**Task statement:**
Search the material below for the word "this" and copy every line in which it occurs.

Records:

══════════

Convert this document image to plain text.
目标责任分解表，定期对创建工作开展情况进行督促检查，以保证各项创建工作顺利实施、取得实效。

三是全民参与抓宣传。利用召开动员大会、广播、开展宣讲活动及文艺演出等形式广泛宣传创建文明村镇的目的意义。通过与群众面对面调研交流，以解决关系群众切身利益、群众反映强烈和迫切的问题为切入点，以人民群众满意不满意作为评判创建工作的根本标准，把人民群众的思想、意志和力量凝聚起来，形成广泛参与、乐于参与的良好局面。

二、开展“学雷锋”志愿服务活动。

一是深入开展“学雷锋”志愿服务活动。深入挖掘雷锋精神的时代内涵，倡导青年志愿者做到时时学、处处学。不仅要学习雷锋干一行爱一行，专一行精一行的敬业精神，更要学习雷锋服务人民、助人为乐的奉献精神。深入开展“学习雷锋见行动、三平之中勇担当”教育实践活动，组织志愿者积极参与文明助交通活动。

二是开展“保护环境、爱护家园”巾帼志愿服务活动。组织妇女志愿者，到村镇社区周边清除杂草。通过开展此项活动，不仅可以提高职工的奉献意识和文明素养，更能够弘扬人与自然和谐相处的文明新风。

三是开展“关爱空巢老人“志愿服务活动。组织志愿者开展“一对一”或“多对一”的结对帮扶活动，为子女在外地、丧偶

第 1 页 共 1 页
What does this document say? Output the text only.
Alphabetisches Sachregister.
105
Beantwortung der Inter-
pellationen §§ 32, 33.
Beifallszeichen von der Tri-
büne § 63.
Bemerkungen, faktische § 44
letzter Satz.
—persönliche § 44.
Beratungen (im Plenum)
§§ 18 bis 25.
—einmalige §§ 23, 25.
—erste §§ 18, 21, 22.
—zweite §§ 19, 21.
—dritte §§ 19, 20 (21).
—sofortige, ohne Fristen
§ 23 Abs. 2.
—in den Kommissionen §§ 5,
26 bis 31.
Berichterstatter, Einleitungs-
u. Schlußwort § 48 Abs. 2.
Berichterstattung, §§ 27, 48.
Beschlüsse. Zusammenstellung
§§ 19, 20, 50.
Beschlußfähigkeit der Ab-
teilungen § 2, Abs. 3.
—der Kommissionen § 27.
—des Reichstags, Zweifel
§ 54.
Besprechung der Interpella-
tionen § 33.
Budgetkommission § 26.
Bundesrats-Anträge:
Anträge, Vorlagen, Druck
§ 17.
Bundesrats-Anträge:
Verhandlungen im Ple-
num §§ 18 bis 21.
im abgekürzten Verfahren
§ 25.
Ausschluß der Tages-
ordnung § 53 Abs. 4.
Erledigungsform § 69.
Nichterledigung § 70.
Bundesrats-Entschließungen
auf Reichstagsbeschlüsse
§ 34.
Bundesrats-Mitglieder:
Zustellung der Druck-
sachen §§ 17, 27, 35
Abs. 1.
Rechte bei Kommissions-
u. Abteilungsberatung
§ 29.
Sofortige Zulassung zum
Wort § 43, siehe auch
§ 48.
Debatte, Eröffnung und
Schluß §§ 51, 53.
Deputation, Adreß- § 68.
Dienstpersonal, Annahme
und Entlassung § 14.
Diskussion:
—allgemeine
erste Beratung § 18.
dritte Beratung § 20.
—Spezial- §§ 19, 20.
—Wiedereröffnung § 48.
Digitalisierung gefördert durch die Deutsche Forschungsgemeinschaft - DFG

══════════

**Full response:**
Convert this document image to plain text.
What does this document say? Output the text only.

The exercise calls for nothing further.